◆ **Work to do**: Which lines below hold the word "JSON"? Report each one.

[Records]
::::

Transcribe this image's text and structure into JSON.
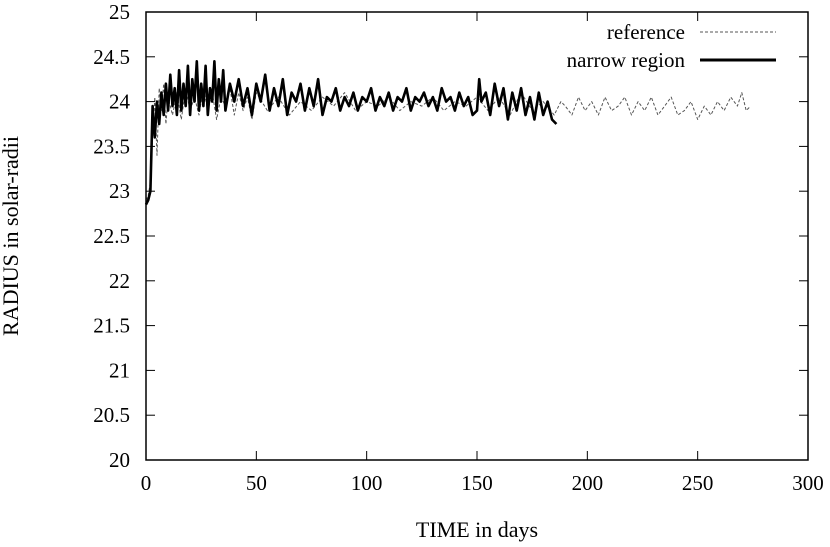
{
  "chart_data": {
    "type": "line",
    "title": "",
    "xlabel": "TIME in days",
    "ylabel": "RADIUS in solar-radii",
    "xlim": [
      0,
      300
    ],
    "ylim": [
      20,
      25
    ],
    "xticks": [
      0,
      50,
      100,
      150,
      200,
      250,
      300
    ],
    "yticks": [
      20,
      20.5,
      21,
      21.5,
      22,
      22.5,
      23,
      23.5,
      24,
      24.5,
      25
    ],
    "xtick_labels": [
      "0",
      "50",
      "100",
      "150",
      "200",
      "250",
      "300"
    ],
    "ytick_labels": [
      "20",
      "20.5",
      "21",
      "21.5",
      "22",
      "22.5",
      "23",
      "23.5",
      "24",
      "24.5",
      "25"
    ],
    "grid": false,
    "legend_position": "top-right",
    "series": [
      {
        "name": "reference",
        "style": "dashed-thin",
        "color": "#555555",
        "x": [
          0,
          1,
          2,
          3,
          4,
          5,
          6,
          7,
          8,
          9,
          10,
          12,
          14,
          16,
          18,
          20,
          22,
          24,
          26,
          28,
          30,
          32,
          34,
          36,
          38,
          40,
          42,
          44,
          46,
          48,
          50,
          55,
          60,
          65,
          70,
          75,
          80,
          85,
          90,
          95,
          100,
          105,
          110,
          115,
          120,
          125,
          130,
          135,
          140,
          145,
          150,
          155,
          160,
          165,
          170,
          175,
          180,
          185,
          188,
          190,
          193,
          196,
          199,
          202,
          205,
          208,
          211,
          214,
          217,
          220,
          223,
          226,
          229,
          232,
          235,
          238,
          241,
          244,
          247,
          250,
          253,
          256,
          259,
          262,
          265,
          268,
          270,
          272,
          274
        ],
        "y": [
          22.9,
          22.95,
          23.1,
          23.6,
          24.05,
          23.4,
          24.15,
          23.9,
          24.2,
          23.75,
          24.05,
          23.85,
          24.1,
          23.8,
          24.15,
          23.9,
          24.05,
          23.85,
          24.15,
          23.9,
          24.1,
          23.8,
          24.05,
          23.95,
          24.15,
          23.85,
          24.1,
          23.9,
          24.05,
          23.8,
          24.1,
          23.9,
          24.05,
          23.85,
          24.0,
          23.9,
          24.05,
          23.95,
          24.1,
          23.9,
          24.0,
          23.95,
          24.05,
          23.9,
          24.0,
          23.95,
          24.05,
          23.9,
          24.0,
          23.95,
          24.05,
          23.9,
          24.05,
          23.85,
          24.1,
          23.9,
          24.0,
          23.85,
          24.0,
          23.95,
          23.85,
          24.05,
          23.9,
          24.0,
          23.85,
          24.05,
          23.9,
          23.95,
          24.05,
          23.85,
          24.0,
          23.9,
          24.05,
          23.85,
          23.95,
          24.05,
          23.85,
          23.9,
          24.0,
          23.8,
          23.95,
          23.85,
          24.0,
          23.9,
          24.05,
          23.95,
          24.1,
          23.9,
          23.95
        ]
      },
      {
        "name": "narrow region",
        "style": "solid-thick",
        "color": "#000000",
        "x": [
          0,
          1,
          2,
          3,
          4,
          5,
          6,
          7,
          8,
          9,
          10,
          11,
          12,
          13,
          14,
          15,
          16,
          17,
          18,
          19,
          20,
          21,
          22,
          23,
          24,
          25,
          26,
          27,
          28,
          29,
          30,
          31,
          32,
          33,
          34,
          35,
          36,
          38,
          40,
          42,
          44,
          46,
          48,
          50,
          52,
          54,
          56,
          58,
          60,
          62,
          64,
          66,
          68,
          70,
          72,
          74,
          76,
          78,
          80,
          82,
          84,
          86,
          88,
          90,
          92,
          94,
          96,
          98,
          100,
          102,
          104,
          106,
          108,
          110,
          112,
          114,
          116,
          118,
          120,
          122,
          124,
          126,
          128,
          130,
          132,
          134,
          136,
          138,
          140,
          142,
          144,
          146,
          148,
          150,
          151,
          152,
          154,
          156,
          158,
          160,
          162,
          164,
          166,
          168,
          170,
          172,
          174,
          176,
          178,
          180,
          182,
          184,
          186
        ],
        "y": [
          22.85,
          22.9,
          23.0,
          23.95,
          23.6,
          24.0,
          23.75,
          24.1,
          23.85,
          24.2,
          23.9,
          24.3,
          23.95,
          24.15,
          23.85,
          24.35,
          23.9,
          24.2,
          23.95,
          24.4,
          23.85,
          24.25,
          24.0,
          24.45,
          23.9,
          24.2,
          23.95,
          24.4,
          23.85,
          24.15,
          24.0,
          24.45,
          23.9,
          24.25,
          24.0,
          24.35,
          23.9,
          24.2,
          24.0,
          24.25,
          23.95,
          24.15,
          23.85,
          24.2,
          24.0,
          24.3,
          23.9,
          24.15,
          23.95,
          24.25,
          23.85,
          24.1,
          24.0,
          24.2,
          23.9,
          24.15,
          23.95,
          24.25,
          23.85,
          24.05,
          24.0,
          24.15,
          23.9,
          24.05,
          23.95,
          24.1,
          23.9,
          24.05,
          24.0,
          24.15,
          23.9,
          24.05,
          23.95,
          24.1,
          23.9,
          24.05,
          24.0,
          24.15,
          23.9,
          24.05,
          24.0,
          24.1,
          23.95,
          24.05,
          23.9,
          24.15,
          24.0,
          24.05,
          23.9,
          24.1,
          23.95,
          24.05,
          23.85,
          23.9,
          24.25,
          24.0,
          24.1,
          23.85,
          24.2,
          23.95,
          24.15,
          23.8,
          24.1,
          23.9,
          24.15,
          23.85,
          24.05,
          23.8,
          24.1,
          23.85,
          24.0,
          23.8,
          23.75
        ]
      }
    ]
  }
}
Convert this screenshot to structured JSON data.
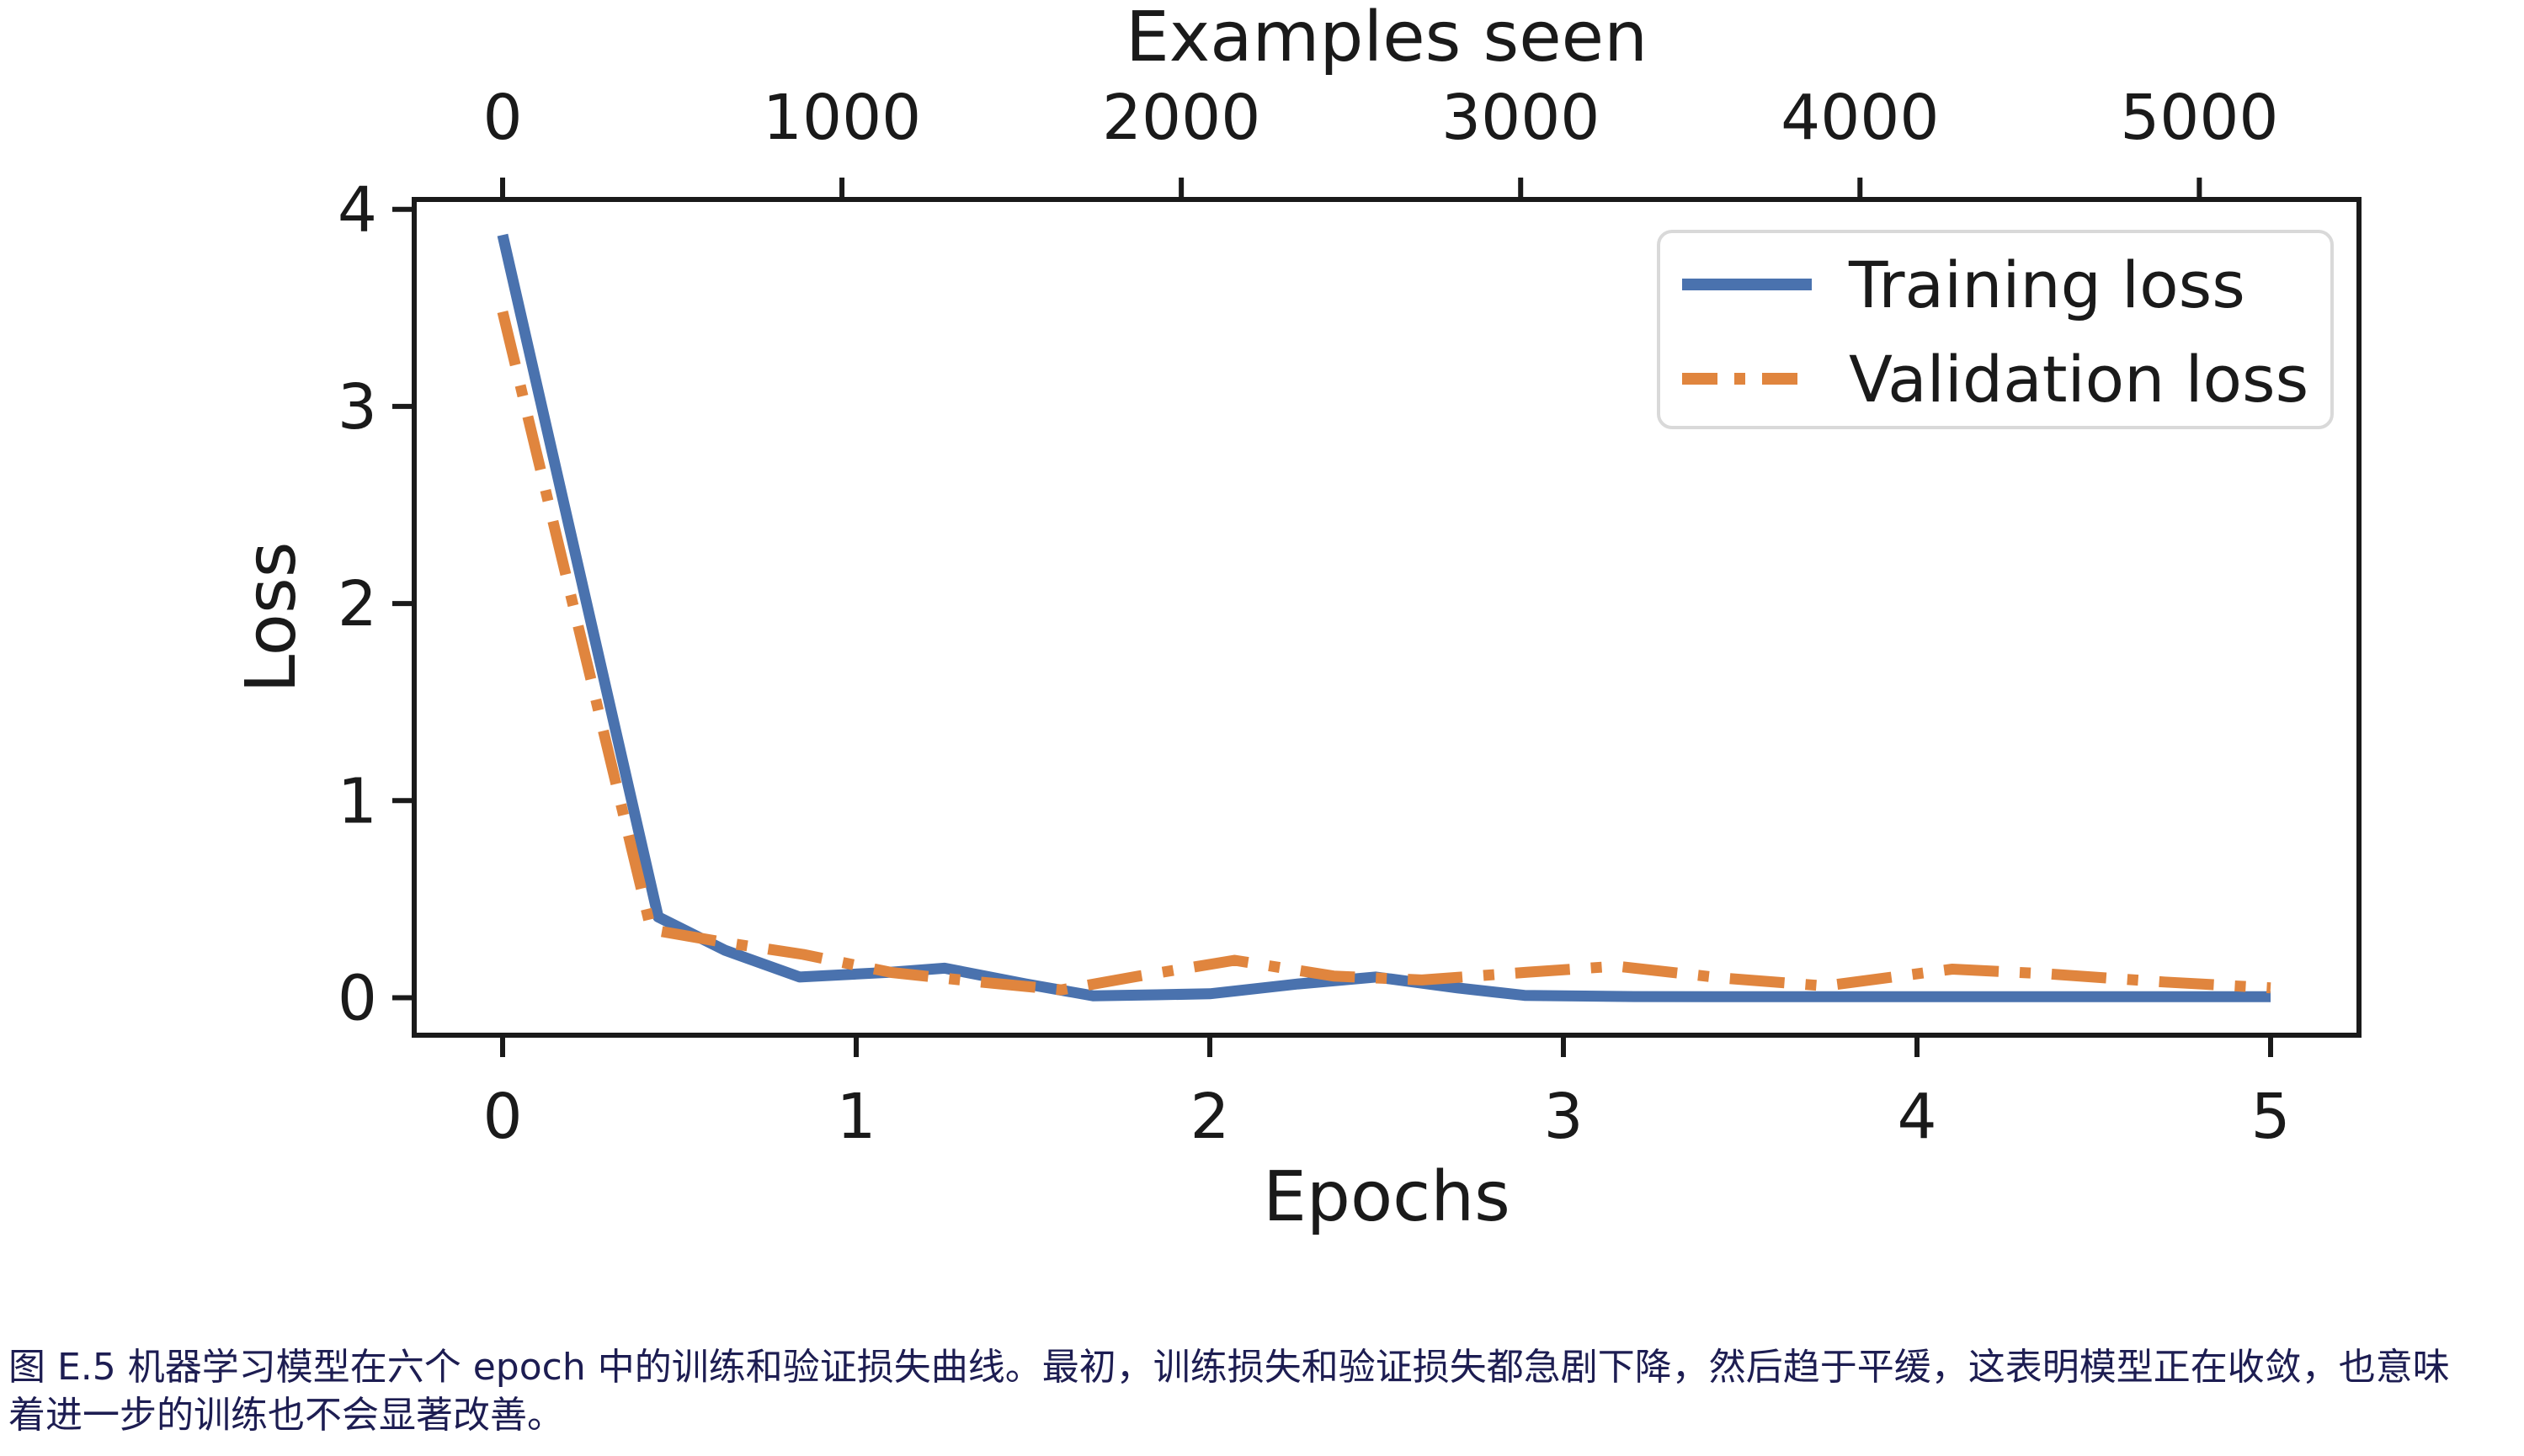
{
  "chart_data": {
    "type": "line",
    "top_axis": {
      "title": "Examples seen",
      "ticks": [
        0,
        1000,
        2000,
        3000,
        4000,
        5000
      ],
      "examples_per_epoch": 1042
    },
    "xlabel": "Epochs",
    "ylabel": "Loss",
    "x_ticks": [
      0,
      1,
      2,
      3,
      4,
      5
    ],
    "y_ticks": [
      0,
      1,
      2,
      3,
      4
    ],
    "xlim": [
      -0.25,
      5.25
    ],
    "ylim": [
      -0.19,
      4.05
    ],
    "grid": false,
    "legend_position": "upper right",
    "series": [
      {
        "name": "Training loss",
        "color": "#4a72ae",
        "line_style": "solid",
        "points": [
          [
            0.0,
            3.87
          ],
          [
            0.44,
            0.41
          ],
          [
            0.63,
            0.24
          ],
          [
            0.84,
            0.105
          ],
          [
            1.1,
            0.13
          ],
          [
            1.25,
            0.15
          ],
          [
            1.48,
            0.07
          ],
          [
            1.67,
            0.01
          ],
          [
            1.85,
            0.015
          ],
          [
            2.0,
            0.02
          ],
          [
            2.25,
            0.07
          ],
          [
            2.47,
            0.105
          ],
          [
            2.7,
            0.05
          ],
          [
            2.89,
            0.012
          ],
          [
            3.2,
            0.006
          ],
          [
            3.6,
            0.005
          ],
          [
            4.0,
            0.005
          ],
          [
            4.4,
            0.005
          ],
          [
            4.7,
            0.005
          ],
          [
            5.0,
            0.005
          ]
        ]
      },
      {
        "name": "Validation loss",
        "color": "#e0853e",
        "line_style": "dashdot",
        "points": [
          [
            0.0,
            3.48
          ],
          [
            0.42,
            0.345
          ],
          [
            0.63,
            0.28
          ],
          [
            0.85,
            0.22
          ],
          [
            1.1,
            0.128
          ],
          [
            1.35,
            0.08
          ],
          [
            1.58,
            0.04
          ],
          [
            1.8,
            0.11
          ],
          [
            2.07,
            0.19
          ],
          [
            2.35,
            0.11
          ],
          [
            2.6,
            0.09
          ],
          [
            2.9,
            0.13
          ],
          [
            3.15,
            0.16
          ],
          [
            3.45,
            0.1
          ],
          [
            3.74,
            0.06
          ],
          [
            4.1,
            0.145
          ],
          [
            4.38,
            0.12
          ],
          [
            4.7,
            0.08
          ],
          [
            5.0,
            0.05
          ]
        ]
      }
    ],
    "style": {
      "axis_color": "#1a1a1a",
      "text_color": "#1a1a1a",
      "legend_border_color": "#d9d9d9",
      "legend_background": "#ffffff"
    }
  },
  "caption": {
    "line1": "图 E.5 机器学习模型在六个 epoch 中的训练和验证损失曲线。最初，训练损失和验证损失都急剧下降，然后趋于平缓，这表明模型正在收敛，也意味",
    "line2": "着进一步的训练也不会显著改善。",
    "color": "#1d1d52"
  }
}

::::

◆ **Completed exercise**:
Transcribe this image's text and structure into JSON.
Convert this screenshot to structured JSON data.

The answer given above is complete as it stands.